--- start RECORDS FOR THE TASK ---

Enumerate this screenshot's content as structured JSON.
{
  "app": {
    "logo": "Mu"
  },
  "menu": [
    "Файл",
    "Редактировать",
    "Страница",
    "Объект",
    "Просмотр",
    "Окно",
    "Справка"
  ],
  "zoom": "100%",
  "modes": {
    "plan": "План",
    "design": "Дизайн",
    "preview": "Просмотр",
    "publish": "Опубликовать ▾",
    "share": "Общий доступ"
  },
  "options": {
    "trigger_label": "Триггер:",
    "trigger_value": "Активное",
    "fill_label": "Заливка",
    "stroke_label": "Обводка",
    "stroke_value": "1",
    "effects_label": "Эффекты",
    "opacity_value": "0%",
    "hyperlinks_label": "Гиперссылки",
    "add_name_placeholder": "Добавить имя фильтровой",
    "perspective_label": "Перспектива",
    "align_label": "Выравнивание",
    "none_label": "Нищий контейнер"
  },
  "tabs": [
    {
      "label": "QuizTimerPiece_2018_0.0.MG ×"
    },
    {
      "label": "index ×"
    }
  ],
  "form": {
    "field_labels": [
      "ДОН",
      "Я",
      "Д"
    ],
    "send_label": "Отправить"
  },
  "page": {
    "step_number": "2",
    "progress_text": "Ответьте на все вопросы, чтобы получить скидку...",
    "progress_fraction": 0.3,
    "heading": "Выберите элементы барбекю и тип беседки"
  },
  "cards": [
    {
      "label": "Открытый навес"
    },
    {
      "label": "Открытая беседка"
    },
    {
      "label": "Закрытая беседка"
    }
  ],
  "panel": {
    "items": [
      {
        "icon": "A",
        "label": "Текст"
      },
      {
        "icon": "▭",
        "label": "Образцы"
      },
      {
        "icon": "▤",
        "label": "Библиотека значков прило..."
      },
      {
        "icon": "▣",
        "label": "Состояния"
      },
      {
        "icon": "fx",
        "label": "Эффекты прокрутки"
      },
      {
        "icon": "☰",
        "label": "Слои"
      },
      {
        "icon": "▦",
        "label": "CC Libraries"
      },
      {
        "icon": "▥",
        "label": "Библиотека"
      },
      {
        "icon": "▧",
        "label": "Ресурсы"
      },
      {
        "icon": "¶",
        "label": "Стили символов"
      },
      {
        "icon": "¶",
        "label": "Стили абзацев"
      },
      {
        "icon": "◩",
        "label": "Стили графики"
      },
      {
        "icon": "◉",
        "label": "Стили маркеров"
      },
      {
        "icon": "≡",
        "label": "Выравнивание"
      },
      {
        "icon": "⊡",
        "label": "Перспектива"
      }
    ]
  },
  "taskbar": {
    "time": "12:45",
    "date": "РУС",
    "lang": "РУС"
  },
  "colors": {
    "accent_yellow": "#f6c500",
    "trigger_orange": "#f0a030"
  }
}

--- end RECORDS FOR THE TASK ---

# [AIM OF THE EXERCISE]
Reproduce the data shown above exactly.

# [OUTPUT FOR THIS TASK]
Enumerate this screenshot's content as structured JSON.
{
  "app": {
    "logo": "Mu"
  },
  "menu": [
    "Файл",
    "Редактировать",
    "Страница",
    "Объект",
    "Просмотр",
    "Окно",
    "Справка"
  ],
  "zoom": "100%",
  "modes": {
    "plan": "План",
    "design": "Дизайн",
    "preview": "Просмотр",
    "publish": "Опубликовать ▾",
    "share": "Общий доступ"
  },
  "options": {
    "trigger_label": "Триггер:",
    "trigger_value": "Активное",
    "fill_label": "Заливка",
    "stroke_label": "Обводка",
    "stroke_value": "1",
    "effects_label": "Эффекты",
    "opacity_value": "0%",
    "hyperlinks_label": "Гиперссылки",
    "add_name_placeholder": "Добавить имя фильтровой",
    "perspective_label": "Перспектива",
    "align_label": "Выравнивание",
    "none_label": "Нищий контейнер"
  },
  "tabs": [
    {
      "label": "QuizTimerPiece_2018_0.0.MG ×"
    },
    {
      "label": "index ×"
    }
  ],
  "form": {
    "field_labels": [
      "ДОН",
      "Я",
      "Д"
    ],
    "send_label": "Отправить"
  },
  "page": {
    "step_number": "2",
    "progress_text": "Ответьте на все вопросы, чтобы получить скидку...",
    "progress_fraction": 0.3,
    "heading": "Выберите элементы барбекю и тип беседки"
  },
  "cards": [
    {
      "label": "Открытый навес"
    },
    {
      "label": "Открытая беседка"
    },
    {
      "label": "Закрытая беседка"
    }
  ],
  "panel": {
    "items": [
      {
        "icon": "A",
        "label": "Текст"
      },
      {
        "icon": "▭",
        "label": "Образцы"
      },
      {
        "icon": "▤",
        "label": "Библиотека значков прило..."
      },
      {
        "icon": "▣",
        "label": "Состояния"
      },
      {
        "icon": "fx",
        "label": "Эффекты прокрутки"
      },
      {
        "icon": "☰",
        "label": "Слои"
      },
      {
        "icon": "▦",
        "label": "CC Libraries"
      },
      {
        "icon": "▥",
        "label": "Библиотека"
      },
      {
        "icon": "▧",
        "label": "Ресурсы"
      },
      {
        "icon": "¶",
        "label": "Стили символов"
      },
      {
        "icon": "¶",
        "label": "Стили абзацев"
      },
      {
        "icon": "◩",
        "label": "Стили графики"
      },
      {
        "icon": "◉",
        "label": "Стили маркеров"
      },
      {
        "icon": "≡",
        "label": "Выравнивание"
      },
      {
        "icon": "⊡",
        "label": "Перспектива"
      }
    ]
  },
  "taskbar": {
    "time": "12:45",
    "date": "РУС",
    "lang": "РУС"
  },
  "colors": {
    "accent_yellow": "#f6c500",
    "trigger_orange": "#f0a030"
  }
}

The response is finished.